[Dataset items]
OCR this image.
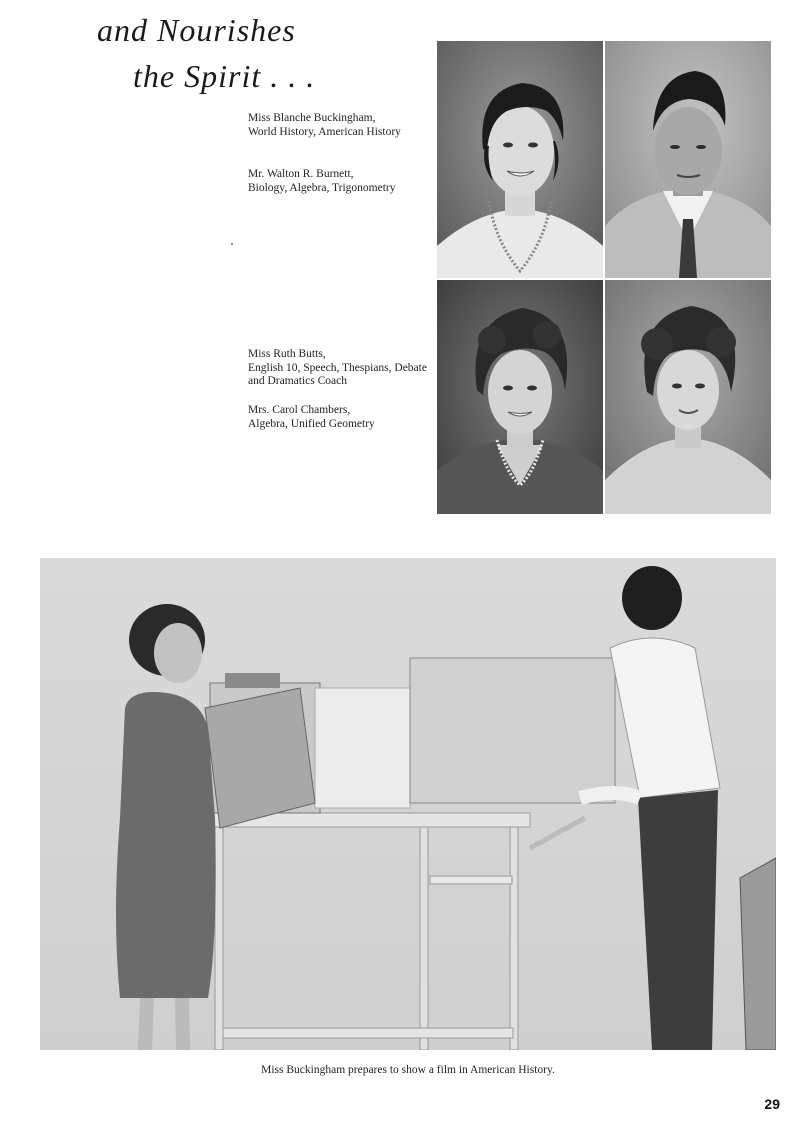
and Nourishes
the Spirit . . .
Miss Blanche Buckingham,
World History, American History
Mr. Walton R. Burnett,
Biology, Algebra, Trigonometry
Miss Ruth Butts,
English 10, Speech, Thespians, Debate and Dramatics Coach
Mrs. Carol Chambers,
Algebra, Unified Geometry
Miss Buckingham prepares to show a film in American History.
29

_Aim of the task_. Omit the images and transcribe all of the records above word for word.

_The result_.
OCR this image.
and Nourishes
the Spirit . . .
Miss Blanche Buckingham,
World History, American History
Mr. Walton R. Burnett,
Biology, Algebra, Trigonometry
Miss Ruth Butts,
English 10, Speech, Thespians, Debate and Dramatics Coach
Mrs. Carol Chambers,
Algebra, Unified Geometry
Miss Buckingham prepares to show a film in American History.
29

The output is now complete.